• **Work required**: All the data should come back exactly as it was given.

Records about charts and figures:
****
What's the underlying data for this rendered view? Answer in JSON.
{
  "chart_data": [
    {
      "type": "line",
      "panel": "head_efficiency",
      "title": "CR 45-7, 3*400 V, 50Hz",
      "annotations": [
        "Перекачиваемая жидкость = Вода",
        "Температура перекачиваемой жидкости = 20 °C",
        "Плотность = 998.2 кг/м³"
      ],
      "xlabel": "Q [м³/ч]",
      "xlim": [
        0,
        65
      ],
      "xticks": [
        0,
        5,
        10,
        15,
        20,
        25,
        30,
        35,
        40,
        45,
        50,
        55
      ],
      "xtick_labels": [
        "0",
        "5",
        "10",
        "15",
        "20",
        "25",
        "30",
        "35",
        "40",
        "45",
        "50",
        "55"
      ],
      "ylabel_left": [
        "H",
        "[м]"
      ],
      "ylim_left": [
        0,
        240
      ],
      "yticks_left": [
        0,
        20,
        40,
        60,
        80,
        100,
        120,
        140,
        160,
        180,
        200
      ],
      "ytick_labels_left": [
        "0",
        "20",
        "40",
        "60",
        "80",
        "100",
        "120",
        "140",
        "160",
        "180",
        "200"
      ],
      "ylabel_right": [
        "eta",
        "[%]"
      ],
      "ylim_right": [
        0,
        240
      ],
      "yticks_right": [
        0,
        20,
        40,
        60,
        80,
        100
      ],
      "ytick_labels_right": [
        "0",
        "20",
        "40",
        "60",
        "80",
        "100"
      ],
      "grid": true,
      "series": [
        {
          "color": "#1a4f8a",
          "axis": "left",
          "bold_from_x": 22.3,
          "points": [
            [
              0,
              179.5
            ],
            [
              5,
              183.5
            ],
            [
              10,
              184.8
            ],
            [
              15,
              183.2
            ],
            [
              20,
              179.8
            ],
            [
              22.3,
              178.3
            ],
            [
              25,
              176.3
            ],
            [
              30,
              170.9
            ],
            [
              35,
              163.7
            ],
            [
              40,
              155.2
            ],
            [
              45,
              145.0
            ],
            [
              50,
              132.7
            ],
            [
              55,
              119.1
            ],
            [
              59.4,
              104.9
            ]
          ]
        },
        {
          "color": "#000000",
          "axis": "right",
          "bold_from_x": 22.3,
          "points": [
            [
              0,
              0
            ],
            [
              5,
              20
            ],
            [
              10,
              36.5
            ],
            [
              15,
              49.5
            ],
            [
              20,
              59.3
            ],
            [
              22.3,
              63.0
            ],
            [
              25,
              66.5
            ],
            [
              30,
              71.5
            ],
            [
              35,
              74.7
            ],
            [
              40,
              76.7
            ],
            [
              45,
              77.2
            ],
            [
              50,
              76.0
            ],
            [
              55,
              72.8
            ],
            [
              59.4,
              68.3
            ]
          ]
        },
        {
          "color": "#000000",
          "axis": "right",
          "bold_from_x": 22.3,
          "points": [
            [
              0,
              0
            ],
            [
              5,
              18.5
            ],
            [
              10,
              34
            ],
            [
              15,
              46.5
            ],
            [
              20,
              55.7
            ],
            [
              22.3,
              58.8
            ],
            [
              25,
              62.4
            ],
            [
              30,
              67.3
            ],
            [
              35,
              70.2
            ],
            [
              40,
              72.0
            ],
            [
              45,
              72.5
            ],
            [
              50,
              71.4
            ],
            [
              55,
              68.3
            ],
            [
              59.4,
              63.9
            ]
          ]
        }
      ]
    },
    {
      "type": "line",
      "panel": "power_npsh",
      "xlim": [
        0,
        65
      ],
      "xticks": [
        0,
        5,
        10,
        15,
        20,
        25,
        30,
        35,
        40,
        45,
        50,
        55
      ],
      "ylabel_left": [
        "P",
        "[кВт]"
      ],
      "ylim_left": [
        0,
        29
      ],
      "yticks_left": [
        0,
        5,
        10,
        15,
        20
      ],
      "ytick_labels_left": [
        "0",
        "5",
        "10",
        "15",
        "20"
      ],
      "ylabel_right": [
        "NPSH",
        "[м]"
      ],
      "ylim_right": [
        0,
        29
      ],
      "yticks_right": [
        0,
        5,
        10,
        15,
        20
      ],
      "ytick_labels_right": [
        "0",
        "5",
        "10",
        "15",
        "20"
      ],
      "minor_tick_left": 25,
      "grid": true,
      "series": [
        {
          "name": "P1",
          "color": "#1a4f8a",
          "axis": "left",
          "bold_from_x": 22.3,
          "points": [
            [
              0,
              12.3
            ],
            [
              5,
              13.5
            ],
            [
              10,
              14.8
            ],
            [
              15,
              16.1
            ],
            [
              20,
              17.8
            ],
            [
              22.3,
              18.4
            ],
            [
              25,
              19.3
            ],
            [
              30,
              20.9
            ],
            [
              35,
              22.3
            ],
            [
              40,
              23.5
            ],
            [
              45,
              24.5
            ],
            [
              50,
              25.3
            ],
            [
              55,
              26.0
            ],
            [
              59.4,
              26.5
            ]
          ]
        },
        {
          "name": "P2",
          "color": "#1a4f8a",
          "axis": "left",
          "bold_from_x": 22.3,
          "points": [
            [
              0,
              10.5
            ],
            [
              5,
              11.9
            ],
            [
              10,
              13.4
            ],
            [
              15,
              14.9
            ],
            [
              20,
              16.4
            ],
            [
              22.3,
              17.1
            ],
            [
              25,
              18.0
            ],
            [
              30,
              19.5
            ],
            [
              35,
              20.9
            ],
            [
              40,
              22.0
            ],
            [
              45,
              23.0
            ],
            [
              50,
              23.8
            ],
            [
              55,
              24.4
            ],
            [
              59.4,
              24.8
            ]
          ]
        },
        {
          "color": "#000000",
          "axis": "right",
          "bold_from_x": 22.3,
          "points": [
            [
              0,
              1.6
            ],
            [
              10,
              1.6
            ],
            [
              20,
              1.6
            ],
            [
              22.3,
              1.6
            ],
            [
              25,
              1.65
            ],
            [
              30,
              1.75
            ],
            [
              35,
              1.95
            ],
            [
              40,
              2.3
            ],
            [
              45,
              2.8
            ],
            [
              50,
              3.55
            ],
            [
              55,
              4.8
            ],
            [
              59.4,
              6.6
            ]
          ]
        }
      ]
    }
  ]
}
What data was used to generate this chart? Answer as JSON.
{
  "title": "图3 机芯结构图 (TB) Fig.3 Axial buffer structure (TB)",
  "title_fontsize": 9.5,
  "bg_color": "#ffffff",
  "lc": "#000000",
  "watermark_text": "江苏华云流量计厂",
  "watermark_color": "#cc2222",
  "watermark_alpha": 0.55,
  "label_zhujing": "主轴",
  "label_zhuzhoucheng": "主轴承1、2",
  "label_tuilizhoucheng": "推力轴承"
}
****
• **Result for this task**:
What's the underlying data for this rendered view? Answer in JSON.
{
  "chart_data": [
    {
      "type": "line",
      "panel": "head_efficiency",
      "title": "CR 45-7, 3*400 V, 50Hz",
      "annotations": [
        "Перекачиваемая жидкость = Вода",
        "Температура перекачиваемой жидкости = 20 °C",
        "Плотность = 998.2 кг/м³"
      ],
      "xlabel": "Q [м³/ч]",
      "xlim": [
        0,
        65
      ],
      "xticks": [
        0,
        5,
        10,
        15,
        20,
        25,
        30,
        35,
        40,
        45,
        50,
        55
      ],
      "xtick_labels": [
        "0",
        "5",
        "10",
        "15",
        "20",
        "25",
        "30",
        "35",
        "40",
        "45",
        "50",
        "55"
      ],
      "ylabel_left": [
        "H",
        "[м]"
      ],
      "ylim_left": [
        0,
        240
      ],
      "yticks_left": [
        0,
        20,
        40,
        60,
        80,
        100,
        120,
        140,
        160,
        180,
        200
      ],
      "ytick_labels_left": [
        "0",
        "20",
        "40",
        "60",
        "80",
        "100",
        "120",
        "140",
        "160",
        "180",
        "200"
      ],
      "ylabel_right": [
        "eta",
        "[%]"
      ],
      "ylim_right": [
        0,
        240
      ],
      "yticks_right": [
        0,
        20,
        40,
        60,
        80,
        100
      ],
      "ytick_labels_right": [
        "0",
        "20",
        "40",
        "60",
        "80",
        "100"
      ],
      "grid": true,
      "series": [
        {
          "color": "#1a4f8a",
          "axis": "left",
          "bold_from_x": 22.3,
          "points": [
            [
              0,
              179.5
            ],
            [
              5,
              183.5
            ],
            [
              10,
              184.8
            ],
            [
              15,
              183.2
            ],
            [
              20,
              179.8
            ],
            [
              22.3,
              178.3
            ],
            [
              25,
              176.3
            ],
            [
              30,
              170.9
            ],
            [
              35,
              163.7
            ],
            [
              40,
              155.2
            ],
            [
              45,
              145.0
            ],
            [
              50,
              132.7
            ],
            [
              55,
              119.1
            ],
            [
              59.4,
              104.9
            ]
          ]
        },
        {
          "color": "#000000",
          "axis": "right",
          "bold_from_x": 22.3,
          "points": [
            [
              0,
              0
            ],
            [
              5,
              20
            ],
            [
              10,
              36.5
            ],
            [
              15,
              49.5
            ],
            [
              20,
              59.3
            ],
            [
              22.3,
              63.0
            ],
            [
              25,
              66.5
            ],
            [
              30,
              71.5
            ],
            [
              35,
              74.7
            ],
            [
              40,
              76.7
            ],
            [
              45,
              77.2
            ],
            [
              50,
              76.0
            ],
            [
              55,
              72.8
            ],
            [
              59.4,
              68.3
            ]
          ]
        },
        {
          "color": "#000000",
          "axis": "right",
          "bold_from_x": 22.3,
          "points": [
            [
              0,
              0
            ],
            [
              5,
              18.5
            ],
            [
              10,
              34
            ],
            [
              15,
              46.5
            ],
            [
              20,
              55.7
            ],
            [
              22.3,
              58.8
            ],
            [
              25,
              62.4
            ],
            [
              30,
              67.3
            ],
            [
              35,
              70.2
            ],
            [
              40,
              72.0
            ],
            [
              45,
              72.5
            ],
            [
              50,
              71.4
            ],
            [
              55,
              68.3
            ],
            [
              59.4,
              63.9
            ]
          ]
        }
      ]
    },
    {
      "type": "line",
      "panel": "power_npsh",
      "xlim": [
        0,
        65
      ],
      "xticks": [
        0,
        5,
        10,
        15,
        20,
        25,
        30,
        35,
        40,
        45,
        50,
        55
      ],
      "ylabel_left": [
        "P",
        "[кВт]"
      ],
      "ylim_left": [
        0,
        29
      ],
      "yticks_left": [
        0,
        5,
        10,
        15,
        20
      ],
      "ytick_labels_left": [
        "0",
        "5",
        "10",
        "15",
        "20"
      ],
      "ylabel_right": [
        "NPSH",
        "[м]"
      ],
      "ylim_right": [
        0,
        29
      ],
      "yticks_right": [
        0,
        5,
        10,
        15,
        20
      ],
      "ytick_labels_right": [
        "0",
        "5",
        "10",
        "15",
        "20"
      ],
      "minor_tick_left": 25,
      "grid": true,
      "series": [
        {
          "name": "P1",
          "color": "#1a4f8a",
          "axis": "left",
          "bold_from_x": 22.3,
          "points": [
            [
              0,
              12.3
            ],
            [
              5,
              13.5
            ],
            [
              10,
              14.8
            ],
            [
              15,
              16.1
            ],
            [
              20,
              17.8
            ],
            [
              22.3,
              18.4
            ],
            [
              25,
              19.3
            ],
            [
              30,
              20.9
            ],
            [
              35,
              22.3
            ],
            [
              40,
              23.5
            ],
            [
              45,
              24.5
            ],
            [
              50,
              25.3
            ],
            [
              55,
              26.0
            ],
            [
              59.4,
              26.5
            ]
          ]
        },
        {
          "name": "P2",
          "color": "#1a4f8a",
          "axis": "left",
          "bold_from_x": 22.3,
          "points": [
            [
              0,
              10.5
            ],
            [
              5,
              11.9
            ],
            [
              10,
              13.4
            ],
            [
              15,
              14.9
            ],
            [
              20,
              16.4
            ],
            [
              22.3,
              17.1
            ],
            [
              25,
              18.0
            ],
            [
              30,
              19.5
            ],
            [
              35,
              20.9
            ],
            [
              40,
              22.0
            ],
            [
              45,
              23.0
            ],
            [
              50,
              23.8
            ],
            [
              55,
              24.4
            ],
            [
              59.4,
              24.8
            ]
          ]
        },
        {
          "color": "#000000",
          "axis": "right",
          "bold_from_x": 22.3,
          "points": [
            [
              0,
              1.6
            ],
            [
              10,
              1.6
            ],
            [
              20,
              1.6
            ],
            [
              22.3,
              1.6
            ],
            [
              25,
              1.65
            ],
            [
              30,
              1.75
            ],
            [
              35,
              1.95
            ],
            [
              40,
              2.3
            ],
            [
              45,
              2.8
            ],
            [
              50,
              3.55
            ],
            [
              55,
              4.8
            ],
            [
              59.4,
              6.6
            ]
          ]
        }
      ]
    }
  ]
}
What data was used to generate this chart? Answer as JSON.
{
  "title": "图3 机芯结构图 (TB) Fig.3 Axial buffer structure (TB)",
  "title_fontsize": 9.5,
  "bg_color": "#ffffff",
  "lc": "#000000",
  "watermark_text": "江苏华云流量计厂",
  "watermark_color": "#cc2222",
  "watermark_alpha": 0.55,
  "label_zhujing": "主轴",
  "label_zhuzhoucheng": "主轴承1、2",
  "label_tuilizhoucheng": "推力轴承"
}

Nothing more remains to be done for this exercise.